### Goal of the exercise
Copy out every line that contains the word "WwDd".

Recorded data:
"""
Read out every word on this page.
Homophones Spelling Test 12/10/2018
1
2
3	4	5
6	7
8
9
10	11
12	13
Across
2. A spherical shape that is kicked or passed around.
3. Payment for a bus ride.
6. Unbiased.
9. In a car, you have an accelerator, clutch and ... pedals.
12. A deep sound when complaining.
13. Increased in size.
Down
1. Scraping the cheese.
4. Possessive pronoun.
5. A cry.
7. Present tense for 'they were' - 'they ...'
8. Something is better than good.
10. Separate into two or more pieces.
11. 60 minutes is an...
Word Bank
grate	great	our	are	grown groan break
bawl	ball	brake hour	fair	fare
"""
"""
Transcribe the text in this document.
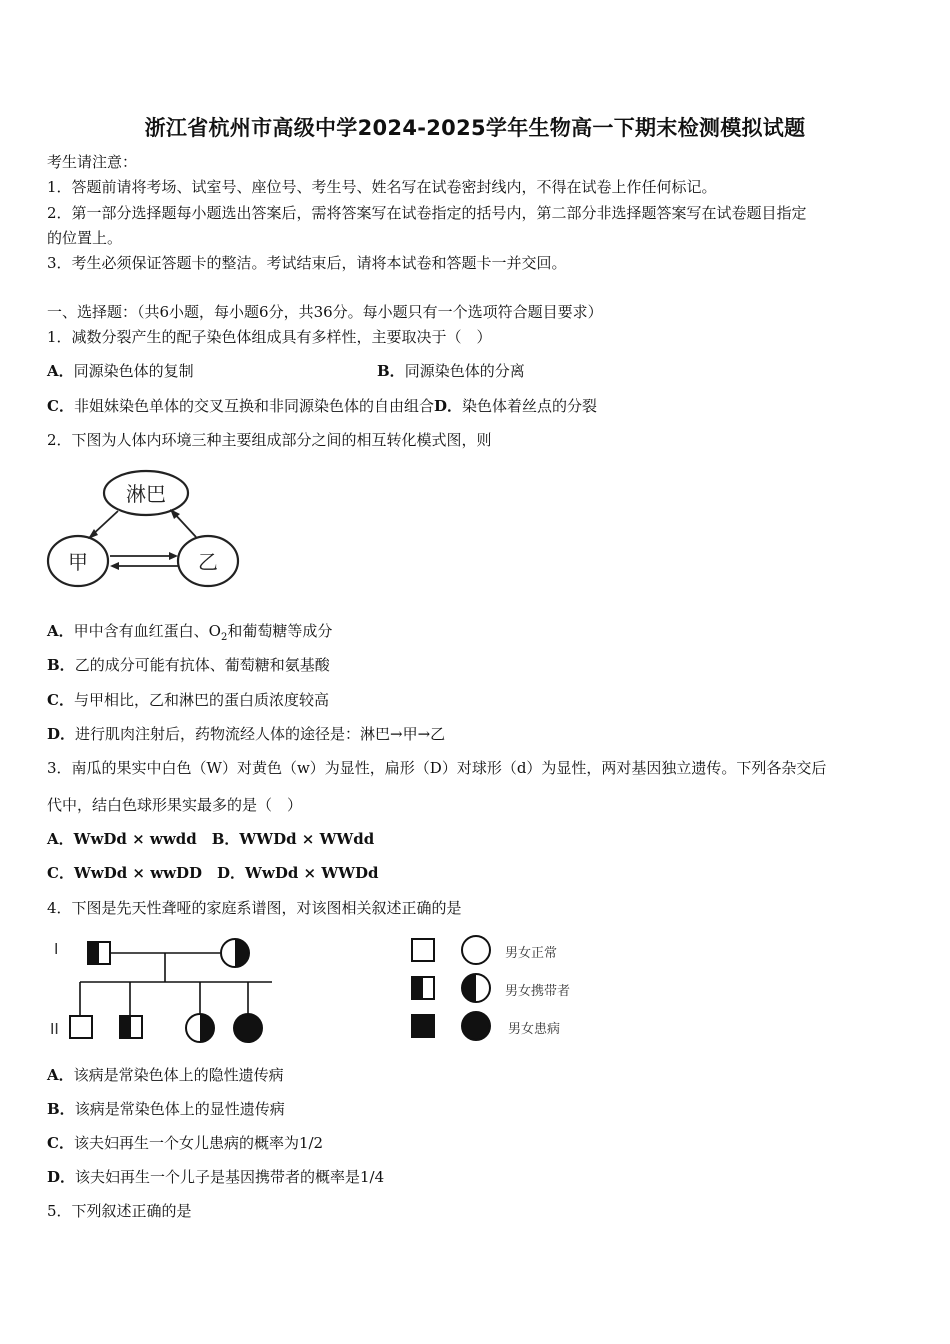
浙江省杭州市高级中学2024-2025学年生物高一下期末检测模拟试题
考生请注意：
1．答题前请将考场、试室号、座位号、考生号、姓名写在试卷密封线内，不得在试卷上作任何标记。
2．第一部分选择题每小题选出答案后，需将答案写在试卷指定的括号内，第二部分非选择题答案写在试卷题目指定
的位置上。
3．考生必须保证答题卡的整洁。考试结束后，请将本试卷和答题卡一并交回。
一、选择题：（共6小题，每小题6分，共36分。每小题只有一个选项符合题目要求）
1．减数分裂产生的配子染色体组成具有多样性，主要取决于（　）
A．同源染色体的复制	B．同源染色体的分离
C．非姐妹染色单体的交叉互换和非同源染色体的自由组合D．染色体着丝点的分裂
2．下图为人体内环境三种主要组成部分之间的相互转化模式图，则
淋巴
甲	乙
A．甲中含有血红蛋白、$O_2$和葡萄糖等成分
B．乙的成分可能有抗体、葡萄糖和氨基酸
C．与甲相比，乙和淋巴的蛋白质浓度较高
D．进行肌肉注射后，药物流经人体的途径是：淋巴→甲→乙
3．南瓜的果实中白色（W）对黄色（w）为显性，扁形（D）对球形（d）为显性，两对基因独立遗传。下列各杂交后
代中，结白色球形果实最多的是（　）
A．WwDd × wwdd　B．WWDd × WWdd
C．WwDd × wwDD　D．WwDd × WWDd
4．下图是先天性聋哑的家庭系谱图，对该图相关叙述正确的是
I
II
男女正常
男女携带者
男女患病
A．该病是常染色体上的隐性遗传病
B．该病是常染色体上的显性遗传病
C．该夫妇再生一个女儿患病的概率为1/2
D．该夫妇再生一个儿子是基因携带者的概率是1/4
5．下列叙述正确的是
"""
### The completed task
A．WwDd × wwdd　B．WWDd × WWdd
C．WwDd × wwDD　D．WwDd × WWDd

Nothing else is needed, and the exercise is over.